Data tied to figure images:
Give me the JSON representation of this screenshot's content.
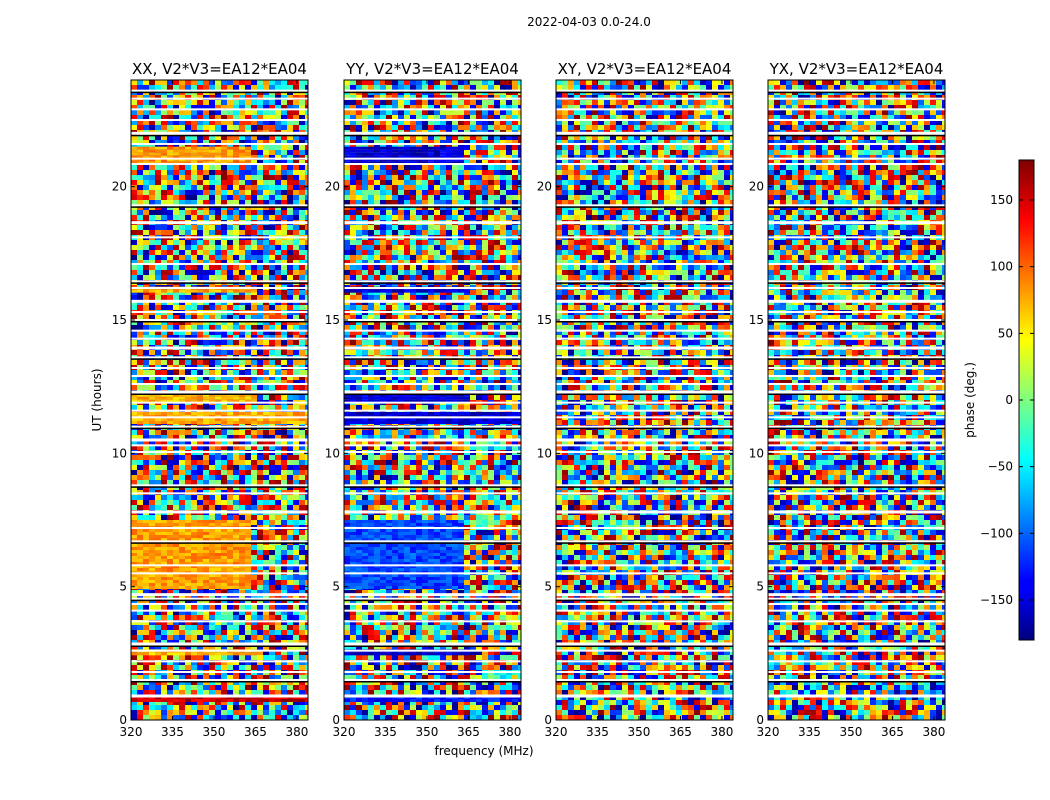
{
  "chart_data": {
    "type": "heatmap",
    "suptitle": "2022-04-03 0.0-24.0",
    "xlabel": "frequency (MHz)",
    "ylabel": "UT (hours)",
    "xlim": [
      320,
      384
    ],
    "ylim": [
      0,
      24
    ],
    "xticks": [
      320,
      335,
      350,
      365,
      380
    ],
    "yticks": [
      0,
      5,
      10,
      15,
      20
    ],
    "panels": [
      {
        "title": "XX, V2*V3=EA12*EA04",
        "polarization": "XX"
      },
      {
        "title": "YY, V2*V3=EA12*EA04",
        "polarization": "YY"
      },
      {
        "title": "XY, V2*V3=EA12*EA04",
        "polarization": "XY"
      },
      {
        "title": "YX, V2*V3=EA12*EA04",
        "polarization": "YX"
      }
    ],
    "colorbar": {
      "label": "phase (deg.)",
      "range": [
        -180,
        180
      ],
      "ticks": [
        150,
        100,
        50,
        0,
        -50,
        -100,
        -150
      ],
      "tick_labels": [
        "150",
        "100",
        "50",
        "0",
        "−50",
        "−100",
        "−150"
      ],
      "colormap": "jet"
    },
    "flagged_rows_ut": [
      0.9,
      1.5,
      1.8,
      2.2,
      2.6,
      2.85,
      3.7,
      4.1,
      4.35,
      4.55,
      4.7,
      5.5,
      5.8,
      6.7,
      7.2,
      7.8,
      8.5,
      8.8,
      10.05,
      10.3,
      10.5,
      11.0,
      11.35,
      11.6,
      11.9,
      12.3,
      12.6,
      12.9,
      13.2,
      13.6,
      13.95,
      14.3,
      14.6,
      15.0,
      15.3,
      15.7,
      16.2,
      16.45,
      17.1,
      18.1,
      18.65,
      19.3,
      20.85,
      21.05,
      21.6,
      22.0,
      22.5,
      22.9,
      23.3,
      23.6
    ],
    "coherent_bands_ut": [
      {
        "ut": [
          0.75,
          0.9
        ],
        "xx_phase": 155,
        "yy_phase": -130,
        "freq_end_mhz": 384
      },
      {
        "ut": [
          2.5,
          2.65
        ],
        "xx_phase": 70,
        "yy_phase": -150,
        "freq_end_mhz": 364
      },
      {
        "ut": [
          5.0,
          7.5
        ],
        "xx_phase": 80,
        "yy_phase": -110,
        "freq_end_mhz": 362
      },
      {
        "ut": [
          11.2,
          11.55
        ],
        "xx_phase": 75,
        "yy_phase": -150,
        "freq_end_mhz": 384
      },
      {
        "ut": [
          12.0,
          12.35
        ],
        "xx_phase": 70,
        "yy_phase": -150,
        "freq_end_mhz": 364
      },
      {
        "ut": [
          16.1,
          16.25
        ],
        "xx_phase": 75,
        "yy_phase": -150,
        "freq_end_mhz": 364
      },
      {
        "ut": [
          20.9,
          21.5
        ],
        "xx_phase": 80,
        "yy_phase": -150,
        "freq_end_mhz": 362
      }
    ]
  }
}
...
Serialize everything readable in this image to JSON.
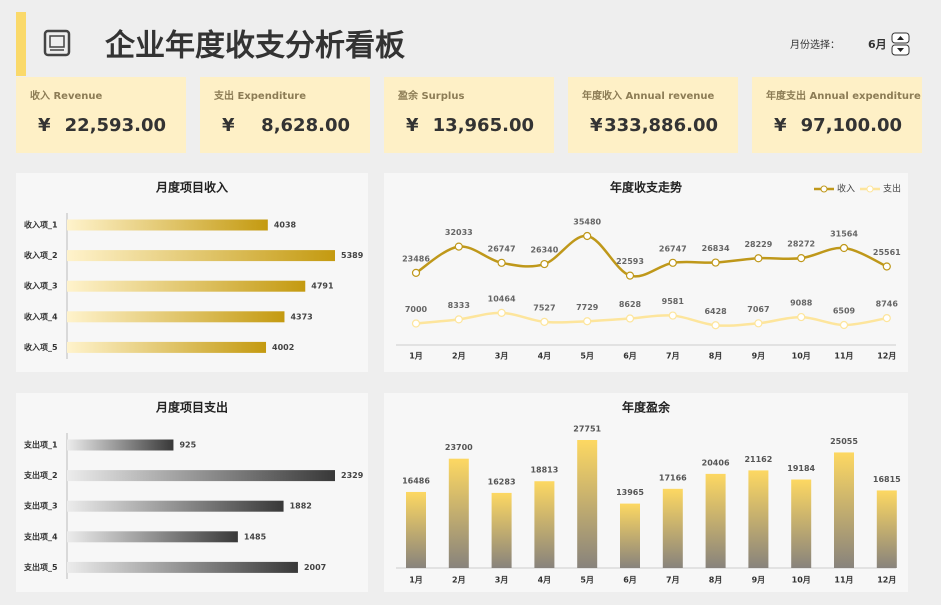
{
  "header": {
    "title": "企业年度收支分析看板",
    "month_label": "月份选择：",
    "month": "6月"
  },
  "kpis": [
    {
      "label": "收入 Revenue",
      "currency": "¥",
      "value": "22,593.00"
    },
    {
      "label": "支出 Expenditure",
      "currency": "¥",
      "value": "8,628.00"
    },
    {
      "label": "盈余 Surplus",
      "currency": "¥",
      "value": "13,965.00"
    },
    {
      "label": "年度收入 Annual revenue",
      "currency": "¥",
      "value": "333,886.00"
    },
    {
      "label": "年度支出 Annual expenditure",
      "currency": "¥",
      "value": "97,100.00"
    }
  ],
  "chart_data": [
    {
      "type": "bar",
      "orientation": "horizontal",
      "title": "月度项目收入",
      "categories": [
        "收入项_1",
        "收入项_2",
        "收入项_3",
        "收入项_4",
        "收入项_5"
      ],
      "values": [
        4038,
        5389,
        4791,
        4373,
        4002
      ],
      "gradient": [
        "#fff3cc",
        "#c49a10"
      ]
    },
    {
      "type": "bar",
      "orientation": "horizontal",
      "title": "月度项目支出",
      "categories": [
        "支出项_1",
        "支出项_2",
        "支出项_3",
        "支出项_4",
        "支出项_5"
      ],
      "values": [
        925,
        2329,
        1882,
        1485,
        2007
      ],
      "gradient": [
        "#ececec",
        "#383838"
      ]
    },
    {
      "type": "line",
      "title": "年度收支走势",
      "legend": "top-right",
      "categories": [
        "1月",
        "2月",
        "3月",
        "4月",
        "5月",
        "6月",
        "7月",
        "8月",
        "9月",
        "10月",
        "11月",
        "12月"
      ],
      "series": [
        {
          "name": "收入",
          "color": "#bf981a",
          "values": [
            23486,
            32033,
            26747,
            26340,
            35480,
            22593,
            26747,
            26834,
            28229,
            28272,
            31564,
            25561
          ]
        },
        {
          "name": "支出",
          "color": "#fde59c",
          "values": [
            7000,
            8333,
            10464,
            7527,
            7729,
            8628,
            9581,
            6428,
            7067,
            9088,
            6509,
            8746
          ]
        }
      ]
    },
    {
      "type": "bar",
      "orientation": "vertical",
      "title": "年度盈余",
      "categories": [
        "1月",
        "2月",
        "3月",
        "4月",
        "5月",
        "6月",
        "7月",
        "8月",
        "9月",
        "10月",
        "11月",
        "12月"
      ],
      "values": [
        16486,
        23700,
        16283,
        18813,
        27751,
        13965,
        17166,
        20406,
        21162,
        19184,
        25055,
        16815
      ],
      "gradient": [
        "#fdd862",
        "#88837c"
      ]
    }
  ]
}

Stated goal. Show every line that contains the word "JSON".

Answer to the problem.
Give me the JSON representation of this screenshot's content.
Serialize everything readable in this image to JSON.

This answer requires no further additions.